• Data supplied

+++

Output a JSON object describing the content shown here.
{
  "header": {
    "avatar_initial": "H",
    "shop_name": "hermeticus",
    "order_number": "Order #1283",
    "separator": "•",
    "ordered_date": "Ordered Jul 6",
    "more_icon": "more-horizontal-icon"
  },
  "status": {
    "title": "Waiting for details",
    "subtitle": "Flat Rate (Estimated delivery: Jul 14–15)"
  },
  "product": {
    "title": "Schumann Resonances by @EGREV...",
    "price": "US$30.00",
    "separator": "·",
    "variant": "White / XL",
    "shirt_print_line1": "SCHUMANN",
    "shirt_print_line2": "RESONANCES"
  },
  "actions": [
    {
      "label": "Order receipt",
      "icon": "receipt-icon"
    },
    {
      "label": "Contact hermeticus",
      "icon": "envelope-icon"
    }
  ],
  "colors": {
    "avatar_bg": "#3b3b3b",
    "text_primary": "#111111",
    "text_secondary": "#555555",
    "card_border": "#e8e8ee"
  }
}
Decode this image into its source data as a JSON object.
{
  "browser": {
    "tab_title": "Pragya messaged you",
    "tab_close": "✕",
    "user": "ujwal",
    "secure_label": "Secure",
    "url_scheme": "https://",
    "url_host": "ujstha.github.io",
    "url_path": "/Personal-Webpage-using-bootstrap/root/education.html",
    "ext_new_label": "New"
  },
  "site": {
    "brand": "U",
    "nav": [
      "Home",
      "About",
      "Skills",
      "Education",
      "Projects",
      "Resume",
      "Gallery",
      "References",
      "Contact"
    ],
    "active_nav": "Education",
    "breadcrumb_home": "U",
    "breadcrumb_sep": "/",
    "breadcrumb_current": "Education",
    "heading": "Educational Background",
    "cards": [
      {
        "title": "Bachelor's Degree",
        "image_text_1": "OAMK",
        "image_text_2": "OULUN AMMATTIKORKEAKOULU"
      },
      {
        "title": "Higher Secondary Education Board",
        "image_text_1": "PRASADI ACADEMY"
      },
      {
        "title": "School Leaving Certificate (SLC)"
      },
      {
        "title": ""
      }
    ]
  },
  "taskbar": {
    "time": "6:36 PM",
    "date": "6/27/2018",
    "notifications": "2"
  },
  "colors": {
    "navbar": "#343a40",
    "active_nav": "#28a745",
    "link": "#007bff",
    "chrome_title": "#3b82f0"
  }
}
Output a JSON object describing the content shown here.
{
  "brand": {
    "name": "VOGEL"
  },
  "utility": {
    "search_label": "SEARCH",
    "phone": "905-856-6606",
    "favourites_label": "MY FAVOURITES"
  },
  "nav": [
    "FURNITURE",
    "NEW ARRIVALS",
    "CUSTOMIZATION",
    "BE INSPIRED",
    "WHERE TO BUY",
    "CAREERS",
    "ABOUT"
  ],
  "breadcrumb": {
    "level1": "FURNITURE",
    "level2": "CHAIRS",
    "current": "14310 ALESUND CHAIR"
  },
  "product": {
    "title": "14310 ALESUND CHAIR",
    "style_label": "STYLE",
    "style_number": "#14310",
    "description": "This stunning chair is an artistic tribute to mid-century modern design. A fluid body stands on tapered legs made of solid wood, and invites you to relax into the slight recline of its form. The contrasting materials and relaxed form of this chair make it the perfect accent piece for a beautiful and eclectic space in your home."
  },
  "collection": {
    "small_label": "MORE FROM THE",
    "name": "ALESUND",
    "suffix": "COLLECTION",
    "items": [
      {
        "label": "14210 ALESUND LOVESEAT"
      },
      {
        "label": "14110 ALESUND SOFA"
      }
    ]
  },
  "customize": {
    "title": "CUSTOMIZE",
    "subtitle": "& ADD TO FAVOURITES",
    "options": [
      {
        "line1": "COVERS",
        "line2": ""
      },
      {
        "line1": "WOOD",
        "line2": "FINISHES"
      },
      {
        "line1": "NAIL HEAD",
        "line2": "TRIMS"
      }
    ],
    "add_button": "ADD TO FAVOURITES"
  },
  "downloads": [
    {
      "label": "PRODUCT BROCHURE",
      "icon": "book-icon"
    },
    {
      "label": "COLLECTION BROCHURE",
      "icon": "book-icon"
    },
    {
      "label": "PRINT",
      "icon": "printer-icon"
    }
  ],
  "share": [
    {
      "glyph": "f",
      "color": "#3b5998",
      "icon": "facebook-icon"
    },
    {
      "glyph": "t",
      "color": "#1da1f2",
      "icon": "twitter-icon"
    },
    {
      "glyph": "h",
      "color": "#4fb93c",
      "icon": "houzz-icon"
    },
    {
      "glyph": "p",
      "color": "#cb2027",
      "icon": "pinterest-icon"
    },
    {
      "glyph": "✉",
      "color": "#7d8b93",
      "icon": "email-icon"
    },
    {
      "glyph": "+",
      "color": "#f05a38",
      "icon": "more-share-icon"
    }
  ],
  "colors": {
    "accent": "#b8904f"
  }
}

+++

• Request
Take the lines above and print them exactly.

• Reply to the task
Output a JSON object describing the content shown here.
{
  "header": {
    "avatar_initial": "H",
    "shop_name": "hermeticus",
    "order_number": "Order #1283",
    "separator": "•",
    "ordered_date": "Ordered Jul 6",
    "more_icon": "more-horizontal-icon"
  },
  "status": {
    "title": "Waiting for details",
    "subtitle": "Flat Rate (Estimated delivery: Jul 14–15)"
  },
  "product": {
    "title": "Schumann Resonances by @EGREV...",
    "price": "US$30.00",
    "separator": "·",
    "variant": "White / XL",
    "shirt_print_line1": "SCHUMANN",
    "shirt_print_line2": "RESONANCES"
  },
  "actions": [
    {
      "label": "Order receipt",
      "icon": "receipt-icon"
    },
    {
      "label": "Contact hermeticus",
      "icon": "envelope-icon"
    }
  ],
  "colors": {
    "avatar_bg": "#3b3b3b",
    "text_primary": "#111111",
    "text_secondary": "#555555",
    "card_border": "#e8e8ee"
  }
}
Decode this image into its source data as a JSON object.
{
  "browser": {
    "tab_title": "Pragya messaged you",
    "tab_close": "✕",
    "user": "ujwal",
    "secure_label": "Secure",
    "url_scheme": "https://",
    "url_host": "ujstha.github.io",
    "url_path": "/Personal-Webpage-using-bootstrap/root/education.html",
    "ext_new_label": "New"
  },
  "site": {
    "brand": "U",
    "nav": [
      "Home",
      "About",
      "Skills",
      "Education",
      "Projects",
      "Resume",
      "Gallery",
      "References",
      "Contact"
    ],
    "active_nav": "Education",
    "breadcrumb_home": "U",
    "breadcrumb_sep": "/",
    "breadcrumb_current": "Education",
    "heading": "Educational Background",
    "cards": [
      {
        "title": "Bachelor's Degree",
        "image_text_1": "OAMK",
        "image_text_2": "OULUN AMMATTIKORKEAKOULU"
      },
      {
        "title": "Higher Secondary Education Board",
        "image_text_1": "PRASADI ACADEMY"
      },
      {
        "title": "School Leaving Certificate (SLC)"
      },
      {
        "title": ""
      }
    ]
  },
  "taskbar": {
    "time": "6:36 PM",
    "date": "6/27/2018",
    "notifications": "2"
  },
  "colors": {
    "navbar": "#343a40",
    "active_nav": "#28a745",
    "link": "#007bff",
    "chrome_title": "#3b82f0"
  }
}
Output a JSON object describing the content shown here.
{
  "brand": {
    "name": "VOGEL"
  },
  "utility": {
    "search_label": "SEARCH",
    "phone": "905-856-6606",
    "favourites_label": "MY FAVOURITES"
  },
  "nav": [
    "FURNITURE",
    "NEW ARRIVALS",
    "CUSTOMIZATION",
    "BE INSPIRED",
    "WHERE TO BUY",
    "CAREERS",
    "ABOUT"
  ],
  "breadcrumb": {
    "level1": "FURNITURE",
    "level2": "CHAIRS",
    "current": "14310 ALESUND CHAIR"
  },
  "product": {
    "title": "14310 ALESUND CHAIR",
    "style_label": "STYLE",
    "style_number": "#14310",
    "description": "This stunning chair is an artistic tribute to mid-century modern design. A fluid body stands on tapered legs made of solid wood, and invites you to relax into the slight recline of its form. The contrasting materials and relaxed form of this chair make it the perfect accent piece for a beautiful and eclectic space in your home."
  },
  "collection": {
    "small_label": "MORE FROM THE",
    "name": "ALESUND",
    "suffix": "COLLECTION",
    "items": [
      {
        "label": "14210 ALESUND LOVESEAT"
      },
      {
        "label": "14110 ALESUND SOFA"
      }
    ]
  },
  "customize": {
    "title": "CUSTOMIZE",
    "subtitle": "& ADD TO FAVOURITES",
    "options": [
      {
        "line1": "COVERS",
        "line2": ""
      },
      {
        "line1": "WOOD",
        "line2": "FINISHES"
      },
      {
        "line1": "NAIL HEAD",
        "line2": "TRIMS"
      }
    ],
    "add_button": "ADD TO FAVOURITES"
  },
  "downloads": [
    {
      "label": "PRODUCT BROCHURE",
      "icon": "book-icon"
    },
    {
      "label": "COLLECTION BROCHURE",
      "icon": "book-icon"
    },
    {
      "label": "PRINT",
      "icon": "printer-icon"
    }
  ],
  "share": [
    {
      "glyph": "f",
      "color": "#3b5998",
      "icon": "facebook-icon"
    },
    {
      "glyph": "t",
      "color": "#1da1f2",
      "icon": "twitter-icon"
    },
    {
      "glyph": "h",
      "color": "#4fb93c",
      "icon": "houzz-icon"
    },
    {
      "glyph": "p",
      "color": "#cb2027",
      "icon": "pinterest-icon"
    },
    {
      "glyph": "✉",
      "color": "#7d8b93",
      "icon": "email-icon"
    },
    {
      "glyph": "+",
      "color": "#f05a38",
      "icon": "more-share-icon"
    }
  ],
  "colors": {
    "accent": "#b8904f"
  }
}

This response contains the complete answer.